REQUIRED WORK
Write out, precisely and in full, each line of the material.

+===+

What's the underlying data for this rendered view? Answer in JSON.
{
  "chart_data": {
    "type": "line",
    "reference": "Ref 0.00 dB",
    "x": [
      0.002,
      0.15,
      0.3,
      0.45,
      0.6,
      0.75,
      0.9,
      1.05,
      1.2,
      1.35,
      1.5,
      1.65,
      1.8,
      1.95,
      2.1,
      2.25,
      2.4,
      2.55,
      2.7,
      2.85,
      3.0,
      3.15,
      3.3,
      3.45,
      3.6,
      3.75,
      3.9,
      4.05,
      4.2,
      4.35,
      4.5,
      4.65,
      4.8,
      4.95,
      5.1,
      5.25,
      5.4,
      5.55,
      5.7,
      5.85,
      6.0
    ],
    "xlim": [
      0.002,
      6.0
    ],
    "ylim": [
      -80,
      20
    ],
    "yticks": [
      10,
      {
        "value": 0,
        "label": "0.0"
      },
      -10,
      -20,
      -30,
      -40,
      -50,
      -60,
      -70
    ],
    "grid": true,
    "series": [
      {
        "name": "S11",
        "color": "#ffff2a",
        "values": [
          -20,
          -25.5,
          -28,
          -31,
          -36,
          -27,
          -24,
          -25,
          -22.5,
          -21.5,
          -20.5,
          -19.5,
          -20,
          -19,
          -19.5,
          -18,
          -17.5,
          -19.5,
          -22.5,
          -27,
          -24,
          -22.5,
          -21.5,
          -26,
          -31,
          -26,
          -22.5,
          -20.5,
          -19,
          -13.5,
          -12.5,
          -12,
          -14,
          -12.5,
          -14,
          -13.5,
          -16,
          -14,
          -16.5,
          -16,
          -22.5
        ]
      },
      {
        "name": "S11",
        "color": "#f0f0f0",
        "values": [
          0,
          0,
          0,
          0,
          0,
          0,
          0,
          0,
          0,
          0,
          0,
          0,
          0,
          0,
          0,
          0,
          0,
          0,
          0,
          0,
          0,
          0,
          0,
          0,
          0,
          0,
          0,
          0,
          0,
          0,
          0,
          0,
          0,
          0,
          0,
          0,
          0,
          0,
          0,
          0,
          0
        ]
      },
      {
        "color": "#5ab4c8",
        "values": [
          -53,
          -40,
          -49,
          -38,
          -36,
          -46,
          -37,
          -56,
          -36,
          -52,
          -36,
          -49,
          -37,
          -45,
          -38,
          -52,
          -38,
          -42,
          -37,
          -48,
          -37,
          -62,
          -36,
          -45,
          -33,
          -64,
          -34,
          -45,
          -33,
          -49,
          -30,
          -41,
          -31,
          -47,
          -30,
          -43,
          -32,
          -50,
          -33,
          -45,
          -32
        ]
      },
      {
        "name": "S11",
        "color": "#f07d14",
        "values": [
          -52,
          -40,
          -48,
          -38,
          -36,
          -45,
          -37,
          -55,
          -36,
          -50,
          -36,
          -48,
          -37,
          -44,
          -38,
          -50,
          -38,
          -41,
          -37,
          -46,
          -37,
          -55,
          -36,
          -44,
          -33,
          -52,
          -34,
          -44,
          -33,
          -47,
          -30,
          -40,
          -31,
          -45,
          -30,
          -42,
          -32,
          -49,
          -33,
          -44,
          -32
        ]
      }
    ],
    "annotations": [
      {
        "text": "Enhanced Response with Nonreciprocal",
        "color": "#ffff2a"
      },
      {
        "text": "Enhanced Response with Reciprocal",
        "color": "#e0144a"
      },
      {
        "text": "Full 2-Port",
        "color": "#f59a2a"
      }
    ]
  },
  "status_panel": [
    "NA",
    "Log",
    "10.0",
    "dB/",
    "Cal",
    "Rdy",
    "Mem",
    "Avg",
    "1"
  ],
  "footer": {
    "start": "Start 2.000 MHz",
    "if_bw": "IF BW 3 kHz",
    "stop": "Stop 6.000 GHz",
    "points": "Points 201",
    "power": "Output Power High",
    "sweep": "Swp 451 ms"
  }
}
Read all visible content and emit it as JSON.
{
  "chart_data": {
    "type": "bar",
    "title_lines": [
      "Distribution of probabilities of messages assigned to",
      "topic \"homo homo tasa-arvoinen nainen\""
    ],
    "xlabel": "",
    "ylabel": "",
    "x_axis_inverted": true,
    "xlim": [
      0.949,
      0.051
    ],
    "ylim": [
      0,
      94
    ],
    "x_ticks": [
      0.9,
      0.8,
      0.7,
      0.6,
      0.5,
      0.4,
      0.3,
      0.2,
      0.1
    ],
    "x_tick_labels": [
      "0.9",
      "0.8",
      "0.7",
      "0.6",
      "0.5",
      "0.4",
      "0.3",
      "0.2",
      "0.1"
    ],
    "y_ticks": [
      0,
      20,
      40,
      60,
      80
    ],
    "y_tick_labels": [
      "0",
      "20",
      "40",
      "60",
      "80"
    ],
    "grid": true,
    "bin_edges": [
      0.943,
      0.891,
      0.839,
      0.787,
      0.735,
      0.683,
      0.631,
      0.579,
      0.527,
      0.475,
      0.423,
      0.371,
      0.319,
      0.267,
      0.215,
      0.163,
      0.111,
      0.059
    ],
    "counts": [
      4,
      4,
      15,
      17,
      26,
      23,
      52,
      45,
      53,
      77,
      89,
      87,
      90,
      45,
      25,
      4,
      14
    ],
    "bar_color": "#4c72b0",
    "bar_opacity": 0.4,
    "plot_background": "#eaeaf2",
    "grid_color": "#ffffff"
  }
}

+===+

THE COMPLETED TASK
What's the underlying data for this rendered view? Answer in JSON.
{
  "chart_data": {
    "type": "line",
    "reference": "Ref 0.00 dB",
    "x": [
      0.002,
      0.15,
      0.3,
      0.45,
      0.6,
      0.75,
      0.9,
      1.05,
      1.2,
      1.35,
      1.5,
      1.65,
      1.8,
      1.95,
      2.1,
      2.25,
      2.4,
      2.55,
      2.7,
      2.85,
      3.0,
      3.15,
      3.3,
      3.45,
      3.6,
      3.75,
      3.9,
      4.05,
      4.2,
      4.35,
      4.5,
      4.65,
      4.8,
      4.95,
      5.1,
      5.25,
      5.4,
      5.55,
      5.7,
      5.85,
      6.0
    ],
    "xlim": [
      0.002,
      6.0
    ],
    "ylim": [
      -80,
      20
    ],
    "yticks": [
      10,
      {
        "value": 0,
        "label": "0.0"
      },
      -10,
      -20,
      -30,
      -40,
      -50,
      -60,
      -70
    ],
    "grid": true,
    "series": [
      {
        "name": "S11",
        "color": "#ffff2a",
        "values": [
          -20,
          -25.5,
          -28,
          -31,
          -36,
          -27,
          -24,
          -25,
          -22.5,
          -21.5,
          -20.5,
          -19.5,
          -20,
          -19,
          -19.5,
          -18,
          -17.5,
          -19.5,
          -22.5,
          -27,
          -24,
          -22.5,
          -21.5,
          -26,
          -31,
          -26,
          -22.5,
          -20.5,
          -19,
          -13.5,
          -12.5,
          -12,
          -14,
          -12.5,
          -14,
          -13.5,
          -16,
          -14,
          -16.5,
          -16,
          -22.5
        ]
      },
      {
        "name": "S11",
        "color": "#f0f0f0",
        "values": [
          0,
          0,
          0,
          0,
          0,
          0,
          0,
          0,
          0,
          0,
          0,
          0,
          0,
          0,
          0,
          0,
          0,
          0,
          0,
          0,
          0,
          0,
          0,
          0,
          0,
          0,
          0,
          0,
          0,
          0,
          0,
          0,
          0,
          0,
          0,
          0,
          0,
          0,
          0,
          0,
          0
        ]
      },
      {
        "color": "#5ab4c8",
        "values": [
          -53,
          -40,
          -49,
          -38,
          -36,
          -46,
          -37,
          -56,
          -36,
          -52,
          -36,
          -49,
          -37,
          -45,
          -38,
          -52,
          -38,
          -42,
          -37,
          -48,
          -37,
          -62,
          -36,
          -45,
          -33,
          -64,
          -34,
          -45,
          -33,
          -49,
          -30,
          -41,
          -31,
          -47,
          -30,
          -43,
          -32,
          -50,
          -33,
          -45,
          -32
        ]
      },
      {
        "name": "S11",
        "color": "#f07d14",
        "values": [
          -52,
          -40,
          -48,
          -38,
          -36,
          -45,
          -37,
          -55,
          -36,
          -50,
          -36,
          -48,
          -37,
          -44,
          -38,
          -50,
          -38,
          -41,
          -37,
          -46,
          -37,
          -55,
          -36,
          -44,
          -33,
          -52,
          -34,
          -44,
          -33,
          -47,
          -30,
          -40,
          -31,
          -45,
          -30,
          -42,
          -32,
          -49,
          -33,
          -44,
          -32
        ]
      }
    ],
    "annotations": [
      {
        "text": "Enhanced Response with Nonreciprocal",
        "color": "#ffff2a"
      },
      {
        "text": "Enhanced Response with Reciprocal",
        "color": "#e0144a"
      },
      {
        "text": "Full 2-Port",
        "color": "#f59a2a"
      }
    ]
  },
  "status_panel": [
    "NA",
    "Log",
    "10.0",
    "dB/",
    "Cal",
    "Rdy",
    "Mem",
    "Avg",
    "1"
  ],
  "footer": {
    "start": "Start 2.000 MHz",
    "if_bw": "IF BW 3 kHz",
    "stop": "Stop 6.000 GHz",
    "points": "Points 201",
    "power": "Output Power High",
    "sweep": "Swp 451 ms"
  }
}
Read all visible content and emit it as JSON.
{
  "chart_data": {
    "type": "bar",
    "title_lines": [
      "Distribution of probabilities of messages assigned to",
      "topic \"homo homo tasa-arvoinen nainen\""
    ],
    "xlabel": "",
    "ylabel": "",
    "x_axis_inverted": true,
    "xlim": [
      0.949,
      0.051
    ],
    "ylim": [
      0,
      94
    ],
    "x_ticks": [
      0.9,
      0.8,
      0.7,
      0.6,
      0.5,
      0.4,
      0.3,
      0.2,
      0.1
    ],
    "x_tick_labels": [
      "0.9",
      "0.8",
      "0.7",
      "0.6",
      "0.5",
      "0.4",
      "0.3",
      "0.2",
      "0.1"
    ],
    "y_ticks": [
      0,
      20,
      40,
      60,
      80
    ],
    "y_tick_labels": [
      "0",
      "20",
      "40",
      "60",
      "80"
    ],
    "grid": true,
    "bin_edges": [
      0.943,
      0.891,
      0.839,
      0.787,
      0.735,
      0.683,
      0.631,
      0.579,
      0.527,
      0.475,
      0.423,
      0.371,
      0.319,
      0.267,
      0.215,
      0.163,
      0.111,
      0.059
    ],
    "counts": [
      4,
      4,
      15,
      17,
      26,
      23,
      52,
      45,
      53,
      77,
      89,
      87,
      90,
      45,
      25,
      4,
      14
    ],
    "bar_color": "#4c72b0",
    "bar_opacity": 0.4,
    "plot_background": "#eaeaf2",
    "grid_color": "#ffffff"
  }
}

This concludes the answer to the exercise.